--- Data supplied ---
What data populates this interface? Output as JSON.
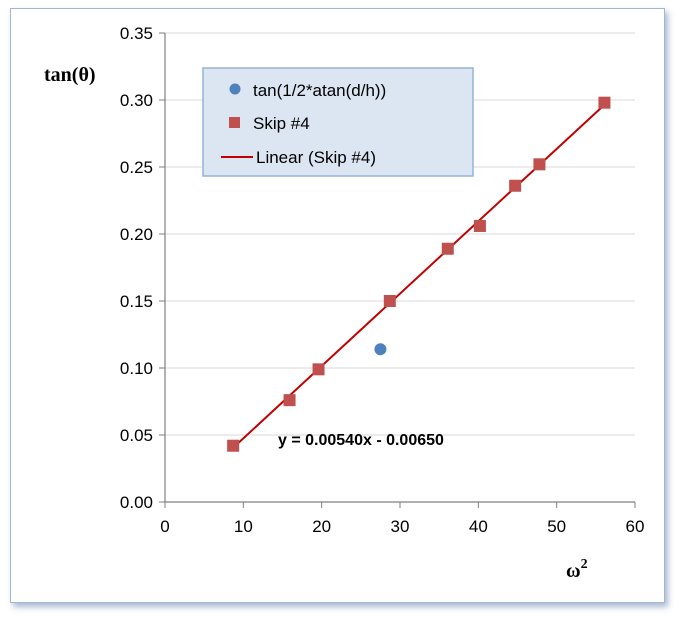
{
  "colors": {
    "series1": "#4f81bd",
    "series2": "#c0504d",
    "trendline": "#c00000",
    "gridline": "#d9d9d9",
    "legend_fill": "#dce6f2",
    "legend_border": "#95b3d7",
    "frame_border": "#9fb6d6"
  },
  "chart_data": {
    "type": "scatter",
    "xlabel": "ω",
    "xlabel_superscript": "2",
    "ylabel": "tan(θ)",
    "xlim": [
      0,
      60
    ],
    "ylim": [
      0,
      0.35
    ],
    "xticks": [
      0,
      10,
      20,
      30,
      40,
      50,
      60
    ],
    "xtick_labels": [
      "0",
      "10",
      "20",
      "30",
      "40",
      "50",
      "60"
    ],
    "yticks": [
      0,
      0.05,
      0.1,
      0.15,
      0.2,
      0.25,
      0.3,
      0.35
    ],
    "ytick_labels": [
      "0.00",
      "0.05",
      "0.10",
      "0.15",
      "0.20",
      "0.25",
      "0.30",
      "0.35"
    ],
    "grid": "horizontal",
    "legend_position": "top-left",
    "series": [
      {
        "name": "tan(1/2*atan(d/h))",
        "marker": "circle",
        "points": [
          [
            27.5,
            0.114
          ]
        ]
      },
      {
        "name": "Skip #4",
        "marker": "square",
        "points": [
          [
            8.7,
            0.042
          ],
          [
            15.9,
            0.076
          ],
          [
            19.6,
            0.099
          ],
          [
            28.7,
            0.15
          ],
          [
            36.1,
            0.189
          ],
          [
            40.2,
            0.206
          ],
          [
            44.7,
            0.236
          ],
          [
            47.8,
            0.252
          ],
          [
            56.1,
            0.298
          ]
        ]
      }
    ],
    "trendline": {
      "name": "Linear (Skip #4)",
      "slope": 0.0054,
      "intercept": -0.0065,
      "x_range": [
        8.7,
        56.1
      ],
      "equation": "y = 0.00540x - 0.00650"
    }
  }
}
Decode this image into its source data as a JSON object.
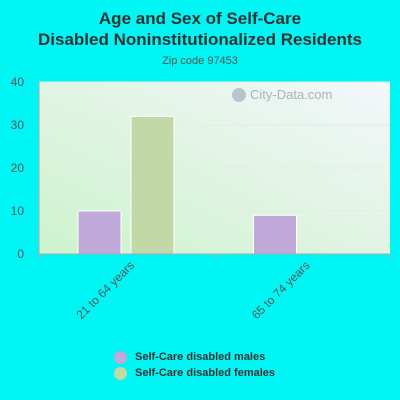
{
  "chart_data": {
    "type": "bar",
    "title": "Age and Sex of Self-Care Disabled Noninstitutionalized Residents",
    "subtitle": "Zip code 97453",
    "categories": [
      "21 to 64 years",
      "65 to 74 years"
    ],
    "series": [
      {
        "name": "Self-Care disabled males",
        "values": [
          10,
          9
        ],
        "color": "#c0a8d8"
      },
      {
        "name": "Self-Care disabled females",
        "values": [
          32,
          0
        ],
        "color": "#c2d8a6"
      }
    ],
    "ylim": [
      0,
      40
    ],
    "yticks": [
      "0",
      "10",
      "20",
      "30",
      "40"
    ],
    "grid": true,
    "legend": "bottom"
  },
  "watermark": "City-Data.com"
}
---
--- Data supplied ---
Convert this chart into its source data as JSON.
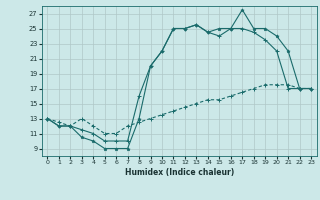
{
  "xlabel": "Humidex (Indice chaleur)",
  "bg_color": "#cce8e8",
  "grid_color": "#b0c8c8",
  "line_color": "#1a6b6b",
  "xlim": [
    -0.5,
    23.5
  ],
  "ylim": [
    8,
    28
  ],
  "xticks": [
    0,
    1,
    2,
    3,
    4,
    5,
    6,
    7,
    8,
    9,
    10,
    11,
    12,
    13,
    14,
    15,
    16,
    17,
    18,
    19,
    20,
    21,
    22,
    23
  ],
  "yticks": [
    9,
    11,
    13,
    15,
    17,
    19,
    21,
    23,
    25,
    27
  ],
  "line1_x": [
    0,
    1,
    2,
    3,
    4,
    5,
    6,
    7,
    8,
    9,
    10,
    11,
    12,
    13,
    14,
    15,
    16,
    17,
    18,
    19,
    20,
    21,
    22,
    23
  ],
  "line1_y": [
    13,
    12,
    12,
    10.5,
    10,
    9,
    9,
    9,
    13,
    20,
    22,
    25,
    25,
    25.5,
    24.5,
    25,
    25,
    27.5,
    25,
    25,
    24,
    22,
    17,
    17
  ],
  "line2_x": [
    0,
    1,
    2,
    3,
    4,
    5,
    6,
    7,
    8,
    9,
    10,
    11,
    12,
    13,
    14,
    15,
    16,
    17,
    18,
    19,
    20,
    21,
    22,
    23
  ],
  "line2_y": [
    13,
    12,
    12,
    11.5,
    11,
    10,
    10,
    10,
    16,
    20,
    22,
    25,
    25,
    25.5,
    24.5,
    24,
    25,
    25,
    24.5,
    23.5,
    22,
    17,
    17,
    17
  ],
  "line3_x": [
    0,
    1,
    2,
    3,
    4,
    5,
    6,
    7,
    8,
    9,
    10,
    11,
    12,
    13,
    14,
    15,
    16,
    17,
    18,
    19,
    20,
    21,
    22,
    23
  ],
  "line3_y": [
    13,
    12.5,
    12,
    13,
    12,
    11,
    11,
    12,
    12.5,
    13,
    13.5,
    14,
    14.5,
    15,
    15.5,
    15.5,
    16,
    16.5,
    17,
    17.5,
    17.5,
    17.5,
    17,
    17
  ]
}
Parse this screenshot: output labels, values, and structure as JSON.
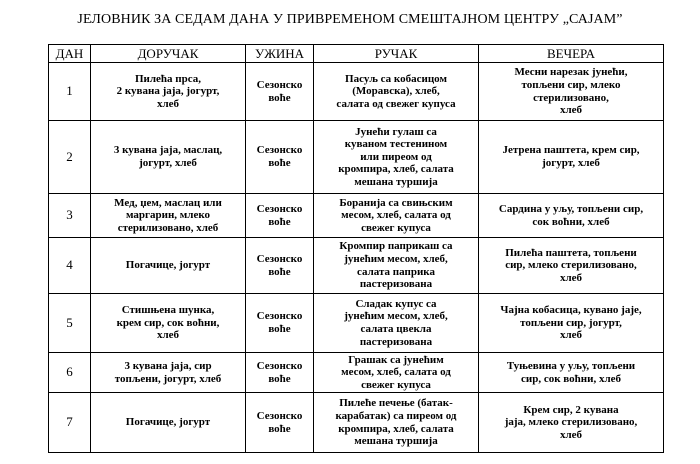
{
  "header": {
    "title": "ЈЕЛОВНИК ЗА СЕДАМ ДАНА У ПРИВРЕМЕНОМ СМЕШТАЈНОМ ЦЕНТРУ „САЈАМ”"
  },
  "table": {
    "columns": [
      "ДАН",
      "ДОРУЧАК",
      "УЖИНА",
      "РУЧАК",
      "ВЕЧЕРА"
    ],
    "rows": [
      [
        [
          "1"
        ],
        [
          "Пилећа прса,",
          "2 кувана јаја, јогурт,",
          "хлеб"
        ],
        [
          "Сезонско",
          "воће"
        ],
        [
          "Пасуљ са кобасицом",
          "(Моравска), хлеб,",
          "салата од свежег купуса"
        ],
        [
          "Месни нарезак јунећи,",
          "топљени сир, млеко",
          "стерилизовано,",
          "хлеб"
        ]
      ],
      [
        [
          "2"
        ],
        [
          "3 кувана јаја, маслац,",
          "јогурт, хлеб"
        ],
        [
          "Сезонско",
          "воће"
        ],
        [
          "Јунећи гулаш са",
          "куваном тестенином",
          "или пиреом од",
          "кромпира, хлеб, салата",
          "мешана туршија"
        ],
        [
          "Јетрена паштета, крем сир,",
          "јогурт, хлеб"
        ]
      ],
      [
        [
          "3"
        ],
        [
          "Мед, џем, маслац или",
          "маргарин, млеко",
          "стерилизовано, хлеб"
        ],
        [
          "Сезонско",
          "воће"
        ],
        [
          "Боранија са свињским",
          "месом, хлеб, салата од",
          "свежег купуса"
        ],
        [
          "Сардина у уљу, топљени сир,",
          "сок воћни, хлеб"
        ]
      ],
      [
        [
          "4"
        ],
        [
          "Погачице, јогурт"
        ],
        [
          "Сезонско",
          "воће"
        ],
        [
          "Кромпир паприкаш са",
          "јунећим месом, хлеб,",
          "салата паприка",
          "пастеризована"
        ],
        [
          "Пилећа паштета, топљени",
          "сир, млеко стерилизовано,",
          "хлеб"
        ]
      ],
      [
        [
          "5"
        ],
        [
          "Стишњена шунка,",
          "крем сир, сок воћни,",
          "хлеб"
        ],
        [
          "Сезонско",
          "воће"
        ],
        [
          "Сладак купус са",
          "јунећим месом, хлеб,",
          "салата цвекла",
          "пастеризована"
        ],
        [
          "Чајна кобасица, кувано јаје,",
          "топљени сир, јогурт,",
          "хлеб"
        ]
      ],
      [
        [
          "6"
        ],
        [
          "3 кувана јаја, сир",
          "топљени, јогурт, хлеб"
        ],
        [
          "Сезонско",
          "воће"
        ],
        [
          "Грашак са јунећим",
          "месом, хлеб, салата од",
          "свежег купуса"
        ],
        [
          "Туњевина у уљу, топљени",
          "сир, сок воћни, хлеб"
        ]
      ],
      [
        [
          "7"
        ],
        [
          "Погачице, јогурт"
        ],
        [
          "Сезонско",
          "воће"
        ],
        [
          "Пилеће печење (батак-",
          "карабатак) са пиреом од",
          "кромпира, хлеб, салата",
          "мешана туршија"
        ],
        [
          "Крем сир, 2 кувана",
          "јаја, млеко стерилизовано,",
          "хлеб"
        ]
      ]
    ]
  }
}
---
- Short problem
Within the listing above, find every line containing the string "млеко" and return it.

- Result of the task
          "топљени сир, млеко",
          "маргарин, млеко",
          "сир, млеко стерилизовано,",
          "јаја, млеко стерилизовано,",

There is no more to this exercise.